# Short problem
Set down each record below precisely, skipping the pictures.

# The input
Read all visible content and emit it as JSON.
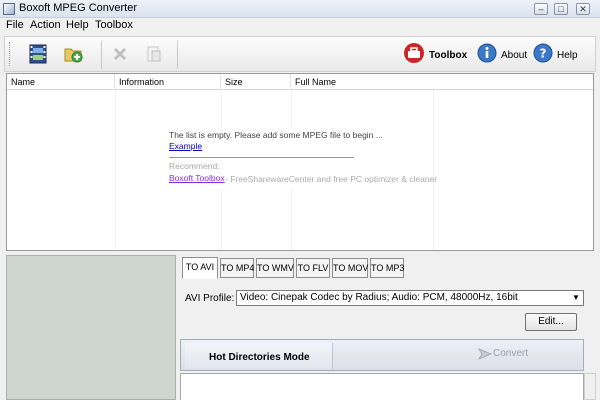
{
  "window": {
    "title": "Boxoft MPEG Converter",
    "minimize": "–",
    "maximize": "□",
    "close": "✕"
  },
  "menu": [
    "File",
    "Action",
    "Help",
    "Toolbox"
  ],
  "toolbar": {
    "buttons": [
      {
        "name": "add-files-button",
        "icon": "film-strip-icon"
      },
      {
        "name": "add-folder-button",
        "icon": "folder-add-icon"
      },
      {
        "name": "remove-button",
        "icon": "delete-icon"
      },
      {
        "name": "clear-button",
        "icon": "clear-list-icon"
      }
    ],
    "toolbox_label": "Toolbox",
    "about_label": "About",
    "help_label": "Help"
  },
  "file_list": {
    "columns": [
      "Name",
      "Information",
      "Size",
      "Full Name"
    ],
    "empty_message": "The list is empty. Please add some MPEG file to begin ...",
    "example_link": "Example",
    "recommend_label": "Recommend:",
    "toolbox_link": "Boxoft Toolbox",
    "toolbox_desc": "- FreeSharewareCenter and free PC optimizer & cleaner"
  },
  "format_tabs": [
    "TO AVI",
    "TO MP4",
    "TO WMV",
    "TO FLV",
    "TO MOV",
    "TO MP3"
  ],
  "active_tab": "TO AVI",
  "profile": {
    "label": "AVI Profile:",
    "value": "Video: Cinepak Codec by Radius; Audio: PCM, 48000Hz, 16bit",
    "edit_label": "Edit..."
  },
  "hot_directories": {
    "label": "Hot Directories Mode",
    "convert_label": "Convert"
  },
  "colors": {
    "left_panel": "#cfd6cf",
    "link": "#0000cc",
    "toolbox_link": "#8a2be2"
  }
}
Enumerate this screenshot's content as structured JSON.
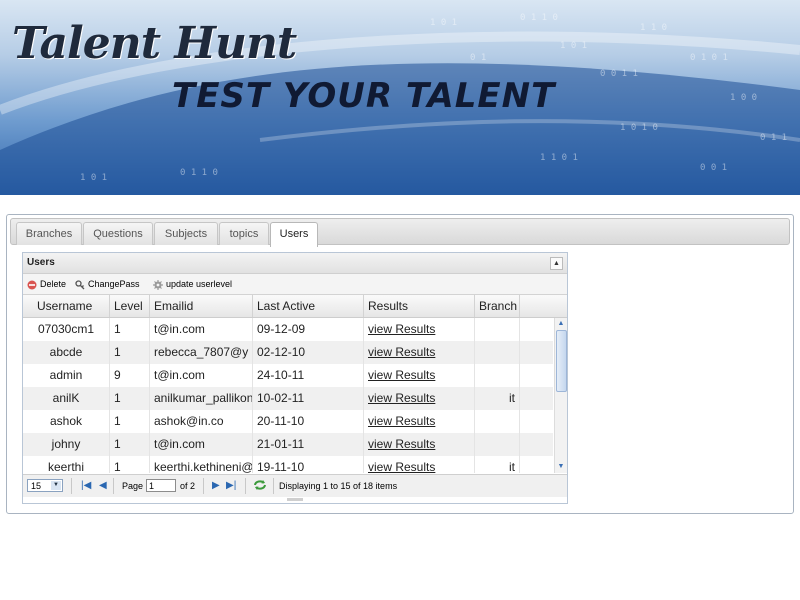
{
  "banner": {
    "title": "Talent Hunt",
    "tagline": "TEST YOUR TALENT"
  },
  "tabs": [
    {
      "label": "Branches",
      "active": false
    },
    {
      "label": "Questions",
      "active": false
    },
    {
      "label": "Subjects",
      "active": false
    },
    {
      "label": "topics",
      "active": false
    },
    {
      "label": "Users",
      "active": true
    }
  ],
  "grid": {
    "title": "Users",
    "toolbar": {
      "delete_label": "Delete",
      "changepass_label": "ChangePass",
      "update_label": "update userlevel"
    },
    "columns": [
      "Username",
      "Level",
      "Emailid",
      "Last Active",
      "Results",
      "Branch"
    ],
    "rows": [
      {
        "username": "07030cm1",
        "level": "1",
        "email": "t@in.com",
        "last_active": "09-12-09",
        "results": "view Results",
        "branch": ""
      },
      {
        "username": "abcde",
        "level": "1",
        "email": "rebecca_7807@y",
        "last_active": "02-12-10",
        "results": "view Results",
        "branch": ""
      },
      {
        "username": "admin",
        "level": "9",
        "email": "t@in.com",
        "last_active": "24-10-11",
        "results": "view Results",
        "branch": ""
      },
      {
        "username": "anilK",
        "level": "1",
        "email": "anilkumar_pallikon",
        "last_active": "10-02-11",
        "results": "view Results",
        "branch": "it"
      },
      {
        "username": "ashok",
        "level": "1",
        "email": "ashok@in.co",
        "last_active": "20-11-10",
        "results": "view Results",
        "branch": ""
      },
      {
        "username": "johny",
        "level": "1",
        "email": "t@in.com",
        "last_active": "21-01-11",
        "results": "view Results",
        "branch": ""
      },
      {
        "username": "keerthi",
        "level": "1",
        "email": "keerthi.kethineni@",
        "last_active": "19-11-10",
        "results": "view Results",
        "branch": "it"
      }
    ],
    "pager": {
      "page_size": "15",
      "page_label": "Page",
      "page_value": "1",
      "of_label": "of 2",
      "display_text": "Displaying 1 to 15 of 18 items"
    }
  },
  "colors": {
    "accent": "#2a67b1",
    "banner_dark": "#1f2a3c"
  }
}
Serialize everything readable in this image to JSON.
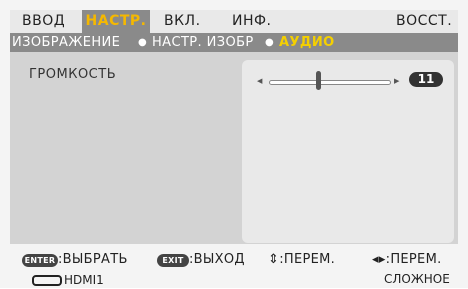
{
  "tabs": [
    {
      "label": "ВВОД",
      "active": false
    },
    {
      "label": "НАСТР.",
      "active": true
    },
    {
      "label": "ВКЛ.",
      "active": false
    },
    {
      "label": "ИНФ.",
      "active": false
    },
    {
      "label": "ВОССТ.",
      "active": false
    }
  ],
  "breadcrumb": {
    "items": [
      "ИЗОБРАЖЕНИЕ",
      "НАСТР. ИЗОБР",
      "АУДИО"
    ],
    "separator": "●"
  },
  "settings": {
    "volume": {
      "label": "ГРОМКОСТЬ",
      "value": "11",
      "level": 0.4,
      "left_arrow": "◀",
      "right_arrow": "▶"
    }
  },
  "hints": {
    "enter_key": "ENTER",
    "enter_text": ":ВЫБРАТЬ",
    "exit_key": "EXIT",
    "exit_text": ":ВЫХОД",
    "updown_text": "⇕:ПЕРЕМ.",
    "leftright_text": "◂▸:ПЕРЕМ."
  },
  "status": {
    "source": "HDMI1",
    "mode": "СЛОЖНОЕ"
  },
  "colors": {
    "accent": "#f5b800",
    "active_tab_bg": "#8a8a8a"
  }
}
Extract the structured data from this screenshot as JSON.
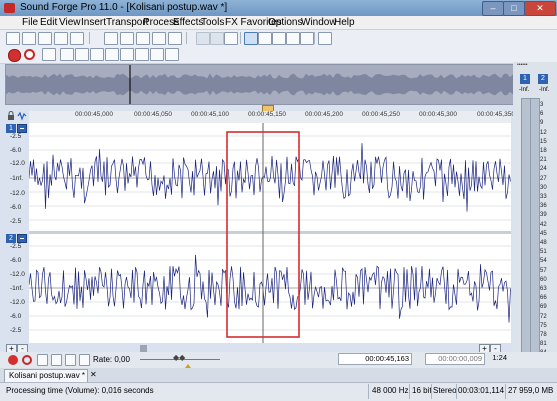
{
  "window": {
    "title": "Sound Forge Pro 11.0 - [Kolisani postup.wav *]",
    "controls": [
      "–",
      "□",
      "✕"
    ]
  },
  "menu": [
    "File",
    "Edit",
    "View",
    "Insert",
    "Transport",
    "Process",
    "Effects",
    "Tools",
    "FX Favorites",
    "Options",
    "Window",
    "Help"
  ],
  "ruler": {
    "ticks": [
      "00:00:45,000",
      "00:00:45,050",
      "00:00:45,100",
      "00:00:45,150",
      "00:00:45,200",
      "00:00:45,250",
      "00:00:45,300",
      "00:00:45,350"
    ]
  },
  "channels": [
    {
      "number": "1",
      "db_labels": [
        "-2.5",
        "-6.0",
        "-12.0",
        "-1nf.",
        "-12.0",
        "-6.0",
        "-2.5"
      ]
    },
    {
      "number": "2",
      "db_labels": [
        "-2.5",
        "-6.0",
        "-12.0",
        "-1nf.",
        "-12.0",
        "-6.0",
        "-2.5"
      ]
    }
  ],
  "vu": {
    "channels": [
      "1",
      "2"
    ],
    "top_labels": [
      "-Inf.",
      "-Inf."
    ],
    "scale": [
      "3",
      "6",
      "9",
      "12",
      "15",
      "18",
      "21",
      "24",
      "27",
      "30",
      "33",
      "36",
      "39",
      "42",
      "45",
      "48",
      "51",
      "54",
      "57",
      "60",
      "63",
      "66",
      "69",
      "72",
      "75",
      "78",
      "81",
      "84",
      "87"
    ]
  },
  "transport": {
    "rate_label": "Rate: 0,00",
    "position": "00:00:45,163",
    "length": "00:00:00,009",
    "zoom": "1:24"
  },
  "doc_tab": {
    "label": "Kolisani postup.wav *",
    "close": "✕"
  },
  "statusbar": {
    "message": "Processing time (Volume): 0,016 seconds",
    "sample_rate": "48 000 Hz",
    "bit_depth": "16 bit",
    "channels": "Stereo",
    "duration": "00:03:01,114",
    "size": "27 959,0 MB"
  },
  "colors": {
    "waveform": "#1a237e",
    "selection_box": "#d32f2f",
    "background": "#d9e2ee",
    "channel_badge": "#2e62b3"
  }
}
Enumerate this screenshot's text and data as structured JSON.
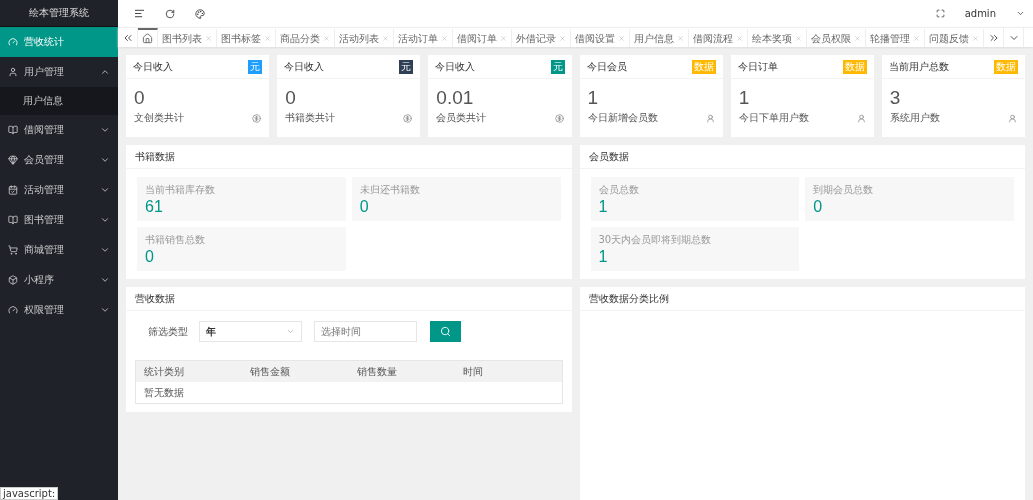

# Solution
Read all visible content and emit it as JSON.
{
  "window": {
    "title": "Boxoft MPEG Converter",
    "minimize": "–",
    "maximize": "□",
    "close": "✕"
  },
  "menu": [
    "File",
    "Action",
    "Help",
    "Toolbox"
  ],
  "toolbar": {
    "buttons": [
      {
        "name": "add-files-button",
        "icon": "film-strip-icon"
      },
      {
        "name": "add-folder-button",
        "icon": "folder-add-icon"
      },
      {
        "name": "remove-button",
        "icon": "delete-icon"
      },
      {
        "name": "clear-button",
        "icon": "clear-list-icon"
      }
    ],
    "toolbox_label": "Toolbox",
    "about_label": "About",
    "help_label": "Help"
  },
  "file_list": {
    "columns": [
      "Name",
      "Information",
      "Size",
      "Full Name"
    ],
    "empty_message": "The list is empty. Please add some MPEG file to begin ...",
    "example_link": "Example",
    "recommend_label": "Recommend:",
    "toolbox_link": "Boxoft Toolbox",
    "toolbox_desc": "- FreeSharewareCenter and free PC optimizer & cleaner"
  },
  "format_tabs": [
    "TO AVI",
    "TO MP4",
    "TO WMV",
    "TO FLV",
    "TO MOV",
    "TO MP3"
  ],
  "active_tab": "TO AVI",
  "profile": {
    "label": "AVI Profile:",
    "value": "Video: Cinepak Codec by Radius; Audio: PCM, 48000Hz, 16bit",
    "edit_label": "Edit..."
  },
  "hot_directories": {
    "label": "Hot Directories Mode",
    "convert_label": "Convert"
  },
  "colors": {
    "left_panel": "#cfd6cf",
    "link": "#0000cc",
    "toolbox_link": "#8a2be2"
  }
}
Enumerate this screenshot's content as structured JSON.
{
  "banner": {
    "title": "Talent Hunt",
    "tagline": "TEST YOUR TALENT"
  },
  "tabs": [
    {
      "label": "Branches",
      "active": false
    },
    {
      "label": "Questions",
      "active": false
    },
    {
      "label": "Subjects",
      "active": false
    },
    {
      "label": "topics",
      "active": false
    },
    {
      "label": "Users",
      "active": true
    }
  ],
  "grid": {
    "title": "Users",
    "toolbar": {
      "delete_label": "Delete",
      "changepass_label": "ChangePass",
      "update_label": "update userlevel"
    },
    "columns": [
      "Username",
      "Level",
      "Emailid",
      "Last Active",
      "Results",
      "Branch"
    ],
    "rows": [
      {
        "username": "07030cm1",
        "level": "1",
        "email": "t@in.com",
        "last_active": "09-12-09",
        "results": "view Results",
        "branch": ""
      },
      {
        "username": "abcde",
        "level": "1",
        "email": "rebecca_7807@y",
        "last_active": "02-12-10",
        "results": "view Results",
        "branch": ""
      },
      {
        "username": "admin",
        "level": "9",
        "email": "t@in.com",
        "last_active": "24-10-11",
        "results": "view Results",
        "branch": ""
      },
      {
        "username": "anilK",
        "level": "1",
        "email": "anilkumar_pallikon",
        "last_active": "10-02-11",
        "results": "view Results",
        "branch": "it"
      },
      {
        "username": "ashok",
        "level": "1",
        "email": "ashok@in.co",
        "last_active": "20-11-10",
        "results": "view Results",
        "branch": ""
      },
      {
        "username": "johny",
        "level": "1",
        "email": "t@in.com",
        "last_active": "21-01-11",
        "results": "view Results",
        "branch": ""
      },
      {
        "username": "keerthi",
        "level": "1",
        "email": "keerthi.kethineni@",
        "last_active": "19-11-10",
        "results": "view Results",
        "branch": "it"
      }
    ],
    "pager": {
      "page_size": "15",
      "page_label": "Page",
      "page_value": "1",
      "of_label": "of 2",
      "display_text": "Displaying 1 to 15 of 18 items"
    }
  },
  "colors": {
    "accent": "#2a67b1",
    "banner_dark": "#1f2a3c"
  }
}
Serialize everything readable in this image to JSON.
{
  "tabs": [
    {
      "label": "ВВОД",
      "active": false
    },
    {
      "label": "НАСТР.",
      "active": true
    },
    {
      "label": "ВКЛ.",
      "active": false
    },
    {
      "label": "ИНФ.",
      "active": false
    },
    {
      "label": "ВОССТ.",
      "active": false
    }
  ],
  "breadcrumb": {
    "items": [
      "ИЗОБРАЖЕНИЕ",
      "НАСТР. ИЗОБР",
      "АУДИО"
    ],
    "separator": "●"
  },
  "settings": {
    "volume": {
      "label": "ГРОМКОСТЬ",
      "value": "11",
      "level": 0.4,
      "left_arrow": "◀",
      "right_arrow": "▶"
    }
  },
  "hints": {
    "enter_key": "ENTER",
    "enter_text": ":ВЫБРАТЬ",
    "exit_key": "EXIT",
    "exit_text": ":ВЫХОД",
    "updown_text": "⇕:ПЕРЕМ.",
    "leftright_text": "◂▸:ПЕРЕМ."
  },
  "status": {
    "source": "HDMI1",
    "mode": "СЛОЖНОЕ"
  },
  "colors": {
    "accent": "#f5b800",
    "active_tab_bg": "#8a8a8a"
  }
}
Extract the structured data from this screenshot as JSON.
{
  "window": {
    "title": "Sound Forge Pro 11.0 - [Kolisani postup.wav *]",
    "controls": [
      "–",
      "□",
      "✕"
    ]
  },
  "menu": [
    "File",
    "Edit",
    "View",
    "Insert",
    "Transport",
    "Process",
    "Effects",
    "Tools",
    "FX Favorites",
    "Options",
    "Window",
    "Help"
  ],
  "ruler": {
    "ticks": [
      "00:00:45,000",
      "00:00:45,050",
      "00:00:45,100",
      "00:00:45,150",
      "00:00:45,200",
      "00:00:45,250",
      "00:00:45,300",
      "00:00:45,350"
    ]
  },
  "channels": [
    {
      "number": "1",
      "db_labels": [
        "-2.5",
        "-6.0",
        "-12.0",
        "-1nf.",
        "-12.0",
        "-6.0",
        "-2.5"
      ]
    },
    {
      "number": "2",
      "db_labels": [
        "-2.5",
        "-6.0",
        "-12.0",
        "-1nf.",
        "-12.0",
        "-6.0",
        "-2.5"
      ]
    }
  ],
  "vu": {
    "channels": [
      "1",
      "2"
    ],
    "top_labels": [
      "-Inf.",
      "-Inf."
    ],
    "scale": [
      "3",
      "6",
      "9",
      "12",
      "15",
      "18",
      "21",
      "24",
      "27",
      "30",
      "33",
      "36",
      "39",
      "42",
      "45",
      "48",
      "51",
      "54",
      "57",
      "60",
      "63",
      "66",
      "69",
      "72",
      "75",
      "78",
      "81",
      "84",
      "87"
    ]
  },
  "transport": {
    "rate_label": "Rate: 0,00",
    "position": "00:00:45,163",
    "length": "00:00:00,009",
    "zoom": "1:24"
  },
  "doc_tab": {
    "label": "Kolisani postup.wav *",
    "close": "✕"
  },
  "statusbar": {
    "message": "Processing time (Volume): 0,016 seconds",
    "sample_rate": "48 000 Hz",
    "bit_depth": "16 bit",
    "channels": "Stereo",
    "duration": "00:03:01,114",
    "size": "27 959,0 MB"
  },
  "colors": {
    "waveform": "#1a237e",
    "selection_box": "#d32f2f",
    "background": "#d9e2ee",
    "channel_badge": "#2e62b3"
  }
}
Enumerate this screenshot's text and data as structured JSON.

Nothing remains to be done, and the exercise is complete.